** start **

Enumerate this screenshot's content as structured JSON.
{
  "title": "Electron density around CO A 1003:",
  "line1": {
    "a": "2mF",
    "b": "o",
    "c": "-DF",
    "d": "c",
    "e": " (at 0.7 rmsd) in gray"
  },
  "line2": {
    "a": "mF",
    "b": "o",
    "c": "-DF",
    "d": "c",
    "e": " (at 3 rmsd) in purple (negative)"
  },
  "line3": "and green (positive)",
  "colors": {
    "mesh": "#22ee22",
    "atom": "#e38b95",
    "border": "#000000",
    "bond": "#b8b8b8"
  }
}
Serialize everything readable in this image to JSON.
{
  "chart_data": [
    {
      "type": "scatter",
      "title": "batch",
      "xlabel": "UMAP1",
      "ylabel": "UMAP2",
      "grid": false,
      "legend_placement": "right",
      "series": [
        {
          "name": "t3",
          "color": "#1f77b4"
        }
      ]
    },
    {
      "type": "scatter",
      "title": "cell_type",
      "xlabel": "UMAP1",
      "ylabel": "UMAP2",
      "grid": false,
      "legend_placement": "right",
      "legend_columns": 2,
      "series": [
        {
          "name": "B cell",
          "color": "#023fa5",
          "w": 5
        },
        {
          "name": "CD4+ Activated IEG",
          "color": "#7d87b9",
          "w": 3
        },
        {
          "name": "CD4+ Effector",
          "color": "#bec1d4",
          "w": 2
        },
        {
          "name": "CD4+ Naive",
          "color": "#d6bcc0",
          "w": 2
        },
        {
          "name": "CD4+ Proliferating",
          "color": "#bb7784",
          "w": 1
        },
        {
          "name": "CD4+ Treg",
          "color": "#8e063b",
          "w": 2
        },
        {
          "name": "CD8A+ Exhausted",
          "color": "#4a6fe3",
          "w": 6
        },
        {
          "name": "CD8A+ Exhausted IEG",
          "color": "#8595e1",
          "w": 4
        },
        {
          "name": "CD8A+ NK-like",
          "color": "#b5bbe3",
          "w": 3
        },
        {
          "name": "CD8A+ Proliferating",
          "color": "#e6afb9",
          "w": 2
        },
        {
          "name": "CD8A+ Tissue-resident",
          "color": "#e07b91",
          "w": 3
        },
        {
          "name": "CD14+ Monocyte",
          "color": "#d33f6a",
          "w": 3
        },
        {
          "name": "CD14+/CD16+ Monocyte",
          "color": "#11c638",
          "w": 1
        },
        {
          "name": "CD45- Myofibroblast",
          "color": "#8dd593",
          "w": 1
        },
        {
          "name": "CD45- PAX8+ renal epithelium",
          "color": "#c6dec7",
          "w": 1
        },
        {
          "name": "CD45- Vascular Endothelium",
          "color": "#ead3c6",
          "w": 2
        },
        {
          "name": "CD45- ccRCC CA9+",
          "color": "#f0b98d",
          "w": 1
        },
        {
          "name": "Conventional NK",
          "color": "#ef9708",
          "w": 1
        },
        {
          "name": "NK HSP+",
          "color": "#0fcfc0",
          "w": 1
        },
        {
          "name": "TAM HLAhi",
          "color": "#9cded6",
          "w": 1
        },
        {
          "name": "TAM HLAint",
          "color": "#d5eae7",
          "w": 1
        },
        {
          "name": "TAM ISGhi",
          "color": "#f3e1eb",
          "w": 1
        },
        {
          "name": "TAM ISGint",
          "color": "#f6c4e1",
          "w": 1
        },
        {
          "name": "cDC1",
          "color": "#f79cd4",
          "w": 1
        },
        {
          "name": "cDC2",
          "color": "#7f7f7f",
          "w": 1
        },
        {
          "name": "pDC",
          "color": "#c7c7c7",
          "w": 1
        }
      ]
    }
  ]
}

** end **

Given exercise >> Every line above should be printed again exactly as it stands.

Full output >>
Enumerate this screenshot's content as structured JSON.
{
  "title": "Electron density around CO A 1003:",
  "line1": {
    "a": "2mF",
    "b": "o",
    "c": "-DF",
    "d": "c",
    "e": " (at 0.7 rmsd) in gray"
  },
  "line2": {
    "a": "mF",
    "b": "o",
    "c": "-DF",
    "d": "c",
    "e": " (at 3 rmsd) in purple (negative)"
  },
  "line3": "and green (positive)",
  "colors": {
    "mesh": "#22ee22",
    "atom": "#e38b95",
    "border": "#000000",
    "bond": "#b8b8b8"
  }
}
Serialize everything readable in this image to JSON.
{
  "chart_data": [
    {
      "type": "scatter",
      "title": "batch",
      "xlabel": "UMAP1",
      "ylabel": "UMAP2",
      "grid": false,
      "legend_placement": "right",
      "series": [
        {
          "name": "t3",
          "color": "#1f77b4"
        }
      ]
    },
    {
      "type": "scatter",
      "title": "cell_type",
      "xlabel": "UMAP1",
      "ylabel": "UMAP2",
      "grid": false,
      "legend_placement": "right",
      "legend_columns": 2,
      "series": [
        {
          "name": "B cell",
          "color": "#023fa5",
          "w": 5
        },
        {
          "name": "CD4+ Activated IEG",
          "color": "#7d87b9",
          "w": 3
        },
        {
          "name": "CD4+ Effector",
          "color": "#bec1d4",
          "w": 2
        },
        {
          "name": "CD4+ Naive",
          "color": "#d6bcc0",
          "w": 2
        },
        {
          "name": "CD4+ Proliferating",
          "color": "#bb7784",
          "w": 1
        },
        {
          "name": "CD4+ Treg",
          "color": "#8e063b",
          "w": 2
        },
        {
          "name": "CD8A+ Exhausted",
          "color": "#4a6fe3",
          "w": 6
        },
        {
          "name": "CD8A+ Exhausted IEG",
          "color": "#8595e1",
          "w": 4
        },
        {
          "name": "CD8A+ NK-like",
          "color": "#b5bbe3",
          "w": 3
        },
        {
          "name": "CD8A+ Proliferating",
          "color": "#e6afb9",
          "w": 2
        },
        {
          "name": "CD8A+ Tissue-resident",
          "color": "#e07b91",
          "w": 3
        },
        {
          "name": "CD14+ Monocyte",
          "color": "#d33f6a",
          "w": 3
        },
        {
          "name": "CD14+/CD16+ Monocyte",
          "color": "#11c638",
          "w": 1
        },
        {
          "name": "CD45- Myofibroblast",
          "color": "#8dd593",
          "w": 1
        },
        {
          "name": "CD45- PAX8+ renal epithelium",
          "color": "#c6dec7",
          "w": 1
        },
        {
          "name": "CD45- Vascular Endothelium",
          "color": "#ead3c6",
          "w": 2
        },
        {
          "name": "CD45- ccRCC CA9+",
          "color": "#f0b98d",
          "w": 1
        },
        {
          "name": "Conventional NK",
          "color": "#ef9708",
          "w": 1
        },
        {
          "name": "NK HSP+",
          "color": "#0fcfc0",
          "w": 1
        },
        {
          "name": "TAM HLAhi",
          "color": "#9cded6",
          "w": 1
        },
        {
          "name": "TAM HLAint",
          "color": "#d5eae7",
          "w": 1
        },
        {
          "name": "TAM ISGhi",
          "color": "#f3e1eb",
          "w": 1
        },
        {
          "name": "TAM ISGint",
          "color": "#f6c4e1",
          "w": 1
        },
        {
          "name": "cDC1",
          "color": "#f79cd4",
          "w": 1
        },
        {
          "name": "cDC2",
          "color": "#7f7f7f",
          "w": 1
        },
        {
          "name": "pDC",
          "color": "#c7c7c7",
          "w": 1
        }
      ]
    }
  ]
}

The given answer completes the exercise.